• **TO DO**
Return all the data, word for word.

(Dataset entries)
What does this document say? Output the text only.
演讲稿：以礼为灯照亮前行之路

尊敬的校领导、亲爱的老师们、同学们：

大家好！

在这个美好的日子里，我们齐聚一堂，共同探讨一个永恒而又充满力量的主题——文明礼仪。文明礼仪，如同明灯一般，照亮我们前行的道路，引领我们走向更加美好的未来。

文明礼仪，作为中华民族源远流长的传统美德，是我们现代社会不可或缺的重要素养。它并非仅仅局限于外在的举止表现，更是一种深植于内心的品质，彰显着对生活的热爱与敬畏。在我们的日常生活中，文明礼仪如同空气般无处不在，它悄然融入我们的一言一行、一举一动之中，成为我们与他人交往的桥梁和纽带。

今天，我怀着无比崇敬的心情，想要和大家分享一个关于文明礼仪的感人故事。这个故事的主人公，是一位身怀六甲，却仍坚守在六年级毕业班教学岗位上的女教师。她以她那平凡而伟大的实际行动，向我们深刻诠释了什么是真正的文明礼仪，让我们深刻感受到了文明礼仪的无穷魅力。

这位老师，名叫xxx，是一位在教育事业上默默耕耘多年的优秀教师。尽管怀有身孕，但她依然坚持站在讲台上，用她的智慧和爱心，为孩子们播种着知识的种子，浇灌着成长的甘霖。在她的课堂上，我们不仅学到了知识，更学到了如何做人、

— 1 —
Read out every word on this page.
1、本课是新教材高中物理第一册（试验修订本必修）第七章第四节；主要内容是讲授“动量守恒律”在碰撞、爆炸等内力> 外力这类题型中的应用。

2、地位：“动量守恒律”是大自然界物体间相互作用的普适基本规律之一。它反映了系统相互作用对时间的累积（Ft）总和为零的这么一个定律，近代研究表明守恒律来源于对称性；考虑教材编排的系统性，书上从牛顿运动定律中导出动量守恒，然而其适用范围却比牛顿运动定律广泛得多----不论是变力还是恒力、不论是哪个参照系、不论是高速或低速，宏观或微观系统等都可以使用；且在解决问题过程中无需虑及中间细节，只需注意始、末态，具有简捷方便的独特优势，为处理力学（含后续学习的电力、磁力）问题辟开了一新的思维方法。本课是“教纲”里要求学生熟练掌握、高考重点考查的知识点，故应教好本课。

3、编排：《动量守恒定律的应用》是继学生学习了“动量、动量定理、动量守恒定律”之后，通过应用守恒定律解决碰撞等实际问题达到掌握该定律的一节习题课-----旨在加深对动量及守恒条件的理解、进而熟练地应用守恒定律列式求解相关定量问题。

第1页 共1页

• **WRITTEN REPLY**
What does this document say? Output the text only.
演讲稿：以礼为灯照亮前行之路

尊敬的校领导、亲爱的老师们、同学们：

大家好！

在这个美好的日子里，我们齐聚一堂，共同探讨一个永恒而又充满力量的主题——文明礼仪。文明礼仪，如同明灯一般，照亮我们前行的道路，引领我们走向更加美好的未来。

文明礼仪，作为中华民族源远流长的传统美德，是我们现代社会不可或缺的重要素养。它并非仅仅局限于外在的举止表现，更是一种深植于内心的品质，彰显着对生活的热爱与敬畏。在我们的日常生活中，文明礼仪如同空气般无处不在，它悄然融入我们的一言一行、一举一动之中，成为我们与他人交往的桥梁和纽带。

今天，我怀着无比崇敬的心情，想要和大家分享一个关于文明礼仪的感人故事。这个故事的主人公，是一位身怀六甲，却仍坚守在六年级毕业班教学岗位上的女教师。她以她那平凡而伟大的实际行动，向我们深刻诠释了什么是真正的文明礼仪，让我们深刻感受到了文明礼仪的无穷魅力。

这位老师，名叫xxx，是一位在教育事业上默默耕耘多年的优秀教师。尽管怀有身孕，但她依然坚持站在讲台上，用她的智慧和爱心，为孩子们播种着知识的种子，浇灌着成长的甘霖。在她的课堂上，我们不仅学到了知识，更学到了如何做人、

— 1 —
Read out every word on this page.
1、本课是新教材高中物理第一册（试验修订本必修）第七章第四节；主要内容是讲授“动量守恒律”在碰撞、爆炸等内力> 外力这类题型中的应用。

2、地位：“动量守恒律”是大自然界物体间相互作用的普适基本规律之一。它反映了系统相互作用对时间的累积（Ft）总和为零的这么一个定律，近代研究表明守恒律来源于对称性；考虑教材编排的系统性，书上从牛顿运动定律中导出动量守恒，然而其适用范围却比牛顿运动定律广泛得多----不论是变力还是恒力、不论是哪个参照系、不论是高速或低速，宏观或微观系统等都可以使用；且在解决问题过程中无需虑及中间细节，只需注意始、末态，具有简捷方便的独特优势，为处理力学（含后续学习的电力、磁力）问题辟开了一新的思维方法。本课是“教纲”里要求学生熟练掌握、高考重点考查的知识点，故应教好本课。

3、编排：《动量守恒定律的应用》是继学生学习了“动量、动量定理、动量守恒定律”之后，通过应用守恒定律解决碰撞等实际问题达到掌握该定律的一节习题课-----旨在加深对动量及守恒条件的理解、进而熟练地应用守恒定律列式求解相关定量问题。

第1页 共1页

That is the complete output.